'''

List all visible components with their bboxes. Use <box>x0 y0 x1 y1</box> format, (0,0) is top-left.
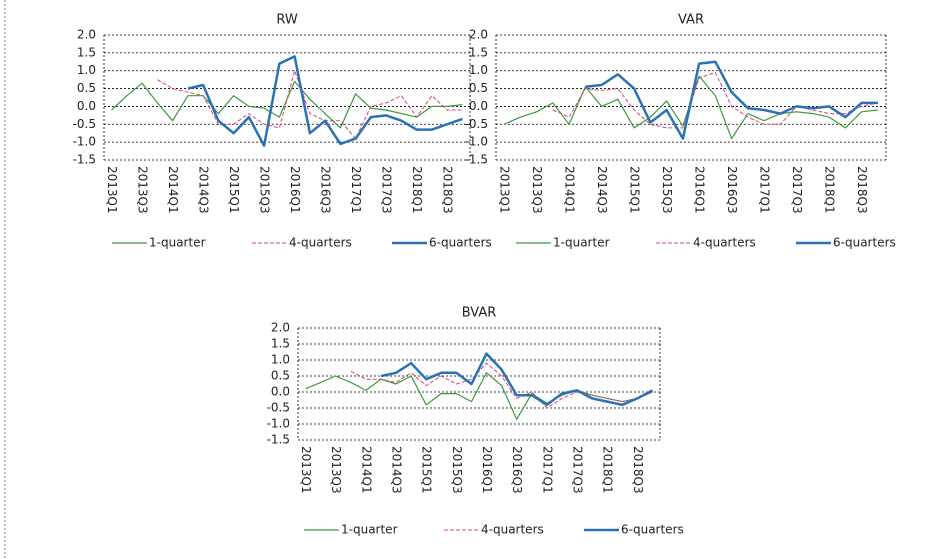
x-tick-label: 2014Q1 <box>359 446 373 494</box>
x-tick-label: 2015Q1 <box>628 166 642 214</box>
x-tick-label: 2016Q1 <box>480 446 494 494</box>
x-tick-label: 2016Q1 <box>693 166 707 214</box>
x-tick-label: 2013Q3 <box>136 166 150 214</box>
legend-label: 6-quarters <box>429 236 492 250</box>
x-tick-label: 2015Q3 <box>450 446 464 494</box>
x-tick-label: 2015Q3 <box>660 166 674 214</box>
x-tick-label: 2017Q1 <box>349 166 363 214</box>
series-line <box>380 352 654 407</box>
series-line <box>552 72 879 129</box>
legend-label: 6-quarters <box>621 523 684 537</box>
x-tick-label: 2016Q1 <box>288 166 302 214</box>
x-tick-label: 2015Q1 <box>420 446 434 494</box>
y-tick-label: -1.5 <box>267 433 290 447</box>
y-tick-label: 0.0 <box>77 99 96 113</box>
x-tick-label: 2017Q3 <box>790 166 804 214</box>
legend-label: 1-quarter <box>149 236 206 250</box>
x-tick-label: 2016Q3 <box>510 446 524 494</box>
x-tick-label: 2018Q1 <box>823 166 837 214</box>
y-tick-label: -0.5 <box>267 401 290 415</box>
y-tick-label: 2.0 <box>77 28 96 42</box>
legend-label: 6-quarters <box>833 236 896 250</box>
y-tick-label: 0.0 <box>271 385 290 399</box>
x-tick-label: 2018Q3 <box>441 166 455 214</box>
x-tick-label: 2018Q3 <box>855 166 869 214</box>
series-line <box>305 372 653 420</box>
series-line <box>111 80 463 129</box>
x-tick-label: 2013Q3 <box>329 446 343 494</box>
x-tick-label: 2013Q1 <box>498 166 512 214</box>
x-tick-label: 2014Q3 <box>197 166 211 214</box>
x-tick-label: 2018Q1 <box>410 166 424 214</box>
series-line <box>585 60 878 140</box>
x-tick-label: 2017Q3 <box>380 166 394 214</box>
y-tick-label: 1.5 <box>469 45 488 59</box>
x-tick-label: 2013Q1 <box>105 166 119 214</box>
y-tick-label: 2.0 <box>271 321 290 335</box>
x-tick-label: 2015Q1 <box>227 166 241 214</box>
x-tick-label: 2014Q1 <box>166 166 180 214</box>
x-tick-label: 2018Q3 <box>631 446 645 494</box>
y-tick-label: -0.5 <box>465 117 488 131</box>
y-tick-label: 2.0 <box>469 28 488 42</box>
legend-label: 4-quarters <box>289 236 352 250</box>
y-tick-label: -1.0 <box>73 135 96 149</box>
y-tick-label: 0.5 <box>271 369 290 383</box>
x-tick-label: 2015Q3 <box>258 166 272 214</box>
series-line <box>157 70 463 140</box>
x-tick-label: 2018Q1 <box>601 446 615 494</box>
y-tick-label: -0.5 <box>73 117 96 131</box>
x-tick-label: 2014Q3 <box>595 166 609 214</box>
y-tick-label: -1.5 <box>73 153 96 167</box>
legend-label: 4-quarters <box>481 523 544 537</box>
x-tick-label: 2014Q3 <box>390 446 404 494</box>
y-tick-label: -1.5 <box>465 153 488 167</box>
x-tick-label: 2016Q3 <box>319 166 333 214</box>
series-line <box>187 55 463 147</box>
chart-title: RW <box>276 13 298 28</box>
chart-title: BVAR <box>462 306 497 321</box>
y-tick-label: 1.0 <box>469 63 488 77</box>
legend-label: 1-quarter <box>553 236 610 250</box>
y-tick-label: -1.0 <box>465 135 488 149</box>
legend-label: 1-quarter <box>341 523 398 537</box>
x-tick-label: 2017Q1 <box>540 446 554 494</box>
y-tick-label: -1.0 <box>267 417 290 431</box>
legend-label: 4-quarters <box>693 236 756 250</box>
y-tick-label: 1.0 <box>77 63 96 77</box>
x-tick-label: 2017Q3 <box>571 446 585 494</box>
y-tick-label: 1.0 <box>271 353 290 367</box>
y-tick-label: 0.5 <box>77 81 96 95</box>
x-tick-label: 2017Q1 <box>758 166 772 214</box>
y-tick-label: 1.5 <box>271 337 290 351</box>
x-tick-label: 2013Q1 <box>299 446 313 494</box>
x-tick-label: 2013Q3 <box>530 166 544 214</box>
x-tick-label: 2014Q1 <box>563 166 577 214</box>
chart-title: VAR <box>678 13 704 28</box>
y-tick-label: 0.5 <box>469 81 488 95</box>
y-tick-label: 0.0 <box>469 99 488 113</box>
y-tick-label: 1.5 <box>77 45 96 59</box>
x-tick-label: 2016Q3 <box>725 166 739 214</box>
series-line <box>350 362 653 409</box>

'''

AIM OF THE EXERCISE>
Reproduce the lines of the listing from the one holding "x-tick-label: 2014Q1 <box>359" through the one holding "x-tick-label: 2013Q3 <box>136", both included, swapping "2016Q1" for "2016Q2" and leaving everything else as is.

TASK SOLUTION>
x-tick-label: 2014Q1 <box>359 446 373 494</box>
x-tick-label: 2015Q1 <box>628 166 642 214</box>
x-tick-label: 2016Q2 <box>480 446 494 494</box>
x-tick-label: 2016Q2 <box>693 166 707 214</box>
x-tick-label: 2013Q3 <box>136 166 150 214</box>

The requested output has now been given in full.